Records excerpted from a collection:
....

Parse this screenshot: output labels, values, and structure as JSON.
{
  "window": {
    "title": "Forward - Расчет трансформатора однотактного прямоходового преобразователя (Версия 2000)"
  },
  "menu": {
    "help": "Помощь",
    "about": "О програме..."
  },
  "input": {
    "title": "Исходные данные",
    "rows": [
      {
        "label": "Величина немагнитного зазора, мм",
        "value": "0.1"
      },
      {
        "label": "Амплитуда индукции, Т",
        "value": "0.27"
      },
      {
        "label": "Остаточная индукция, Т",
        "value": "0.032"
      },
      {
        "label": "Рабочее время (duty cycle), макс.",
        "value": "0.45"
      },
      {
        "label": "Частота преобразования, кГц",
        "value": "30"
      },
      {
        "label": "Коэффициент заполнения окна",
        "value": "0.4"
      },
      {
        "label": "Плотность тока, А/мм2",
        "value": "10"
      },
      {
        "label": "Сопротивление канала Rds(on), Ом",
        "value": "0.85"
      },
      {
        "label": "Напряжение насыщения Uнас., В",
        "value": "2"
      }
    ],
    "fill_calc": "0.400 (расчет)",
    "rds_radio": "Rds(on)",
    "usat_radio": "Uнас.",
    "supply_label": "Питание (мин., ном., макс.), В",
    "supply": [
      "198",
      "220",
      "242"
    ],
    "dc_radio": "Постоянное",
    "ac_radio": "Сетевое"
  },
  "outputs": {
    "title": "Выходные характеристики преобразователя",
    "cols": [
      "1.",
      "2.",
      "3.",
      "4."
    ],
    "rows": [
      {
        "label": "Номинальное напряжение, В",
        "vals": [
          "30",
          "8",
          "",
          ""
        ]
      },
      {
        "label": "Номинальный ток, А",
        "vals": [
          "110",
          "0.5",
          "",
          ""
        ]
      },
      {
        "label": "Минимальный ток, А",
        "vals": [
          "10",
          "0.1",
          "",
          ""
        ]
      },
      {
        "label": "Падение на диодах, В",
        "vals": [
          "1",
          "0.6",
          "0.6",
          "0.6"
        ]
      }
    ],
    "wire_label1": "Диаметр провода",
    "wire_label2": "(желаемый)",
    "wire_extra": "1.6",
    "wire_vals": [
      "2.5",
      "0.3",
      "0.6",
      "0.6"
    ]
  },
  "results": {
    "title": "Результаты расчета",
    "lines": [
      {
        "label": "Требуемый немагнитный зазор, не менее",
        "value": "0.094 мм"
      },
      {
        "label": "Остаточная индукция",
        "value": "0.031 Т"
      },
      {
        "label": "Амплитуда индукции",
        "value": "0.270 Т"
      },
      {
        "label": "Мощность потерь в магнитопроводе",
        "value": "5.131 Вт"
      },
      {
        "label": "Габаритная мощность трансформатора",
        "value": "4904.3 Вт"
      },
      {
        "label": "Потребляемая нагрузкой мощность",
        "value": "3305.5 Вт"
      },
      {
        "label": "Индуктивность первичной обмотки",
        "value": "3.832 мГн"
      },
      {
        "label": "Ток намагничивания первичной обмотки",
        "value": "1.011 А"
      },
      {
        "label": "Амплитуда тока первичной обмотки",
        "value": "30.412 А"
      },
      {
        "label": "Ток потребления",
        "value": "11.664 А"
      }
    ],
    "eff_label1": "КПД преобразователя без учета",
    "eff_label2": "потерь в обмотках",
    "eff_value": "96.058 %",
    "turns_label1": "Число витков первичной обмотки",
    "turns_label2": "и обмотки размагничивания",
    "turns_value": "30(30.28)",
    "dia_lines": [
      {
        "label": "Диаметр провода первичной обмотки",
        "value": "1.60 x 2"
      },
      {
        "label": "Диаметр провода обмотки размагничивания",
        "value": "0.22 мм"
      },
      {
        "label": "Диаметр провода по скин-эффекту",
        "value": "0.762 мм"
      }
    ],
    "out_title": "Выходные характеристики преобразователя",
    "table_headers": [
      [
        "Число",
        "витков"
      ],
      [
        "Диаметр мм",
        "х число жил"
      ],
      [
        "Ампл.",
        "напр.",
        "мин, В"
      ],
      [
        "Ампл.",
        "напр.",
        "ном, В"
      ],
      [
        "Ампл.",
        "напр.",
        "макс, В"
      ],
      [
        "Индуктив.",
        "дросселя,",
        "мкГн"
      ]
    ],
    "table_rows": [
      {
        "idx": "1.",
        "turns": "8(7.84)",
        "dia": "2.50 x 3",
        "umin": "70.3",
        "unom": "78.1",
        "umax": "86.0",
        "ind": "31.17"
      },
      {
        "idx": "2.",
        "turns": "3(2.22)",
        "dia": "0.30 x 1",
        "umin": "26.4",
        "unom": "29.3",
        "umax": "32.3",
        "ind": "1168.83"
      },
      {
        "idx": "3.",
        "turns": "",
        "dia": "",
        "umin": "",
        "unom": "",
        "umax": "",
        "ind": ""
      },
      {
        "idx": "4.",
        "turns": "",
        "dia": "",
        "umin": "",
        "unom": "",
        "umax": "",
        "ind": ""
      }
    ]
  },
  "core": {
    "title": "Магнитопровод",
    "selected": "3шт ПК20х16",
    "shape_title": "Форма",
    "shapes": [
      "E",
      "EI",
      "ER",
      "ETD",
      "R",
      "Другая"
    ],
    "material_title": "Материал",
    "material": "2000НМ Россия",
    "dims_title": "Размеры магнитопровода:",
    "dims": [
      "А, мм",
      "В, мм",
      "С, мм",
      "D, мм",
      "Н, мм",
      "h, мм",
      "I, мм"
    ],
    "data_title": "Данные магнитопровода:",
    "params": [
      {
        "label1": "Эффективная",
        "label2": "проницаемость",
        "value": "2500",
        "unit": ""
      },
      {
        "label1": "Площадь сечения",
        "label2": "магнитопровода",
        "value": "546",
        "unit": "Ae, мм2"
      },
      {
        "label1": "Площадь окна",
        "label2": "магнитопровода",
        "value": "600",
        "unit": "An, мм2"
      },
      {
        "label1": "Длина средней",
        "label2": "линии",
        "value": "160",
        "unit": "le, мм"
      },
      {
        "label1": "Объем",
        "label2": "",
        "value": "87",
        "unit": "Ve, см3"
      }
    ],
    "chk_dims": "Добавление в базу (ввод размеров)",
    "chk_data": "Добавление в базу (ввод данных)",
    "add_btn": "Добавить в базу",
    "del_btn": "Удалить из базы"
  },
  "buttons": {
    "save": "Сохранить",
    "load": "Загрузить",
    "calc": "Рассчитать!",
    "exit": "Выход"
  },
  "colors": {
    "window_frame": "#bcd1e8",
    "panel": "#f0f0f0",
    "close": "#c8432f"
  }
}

....

» **Your objective**
Scan the lines for the string "unit". Pick out every line that has it.

» **Task response**
        "unit": ""
        "unit": "Ae, мм2"
        "unit": "An, мм2"
        "unit": "le, мм"
        "unit": "Ve, см3"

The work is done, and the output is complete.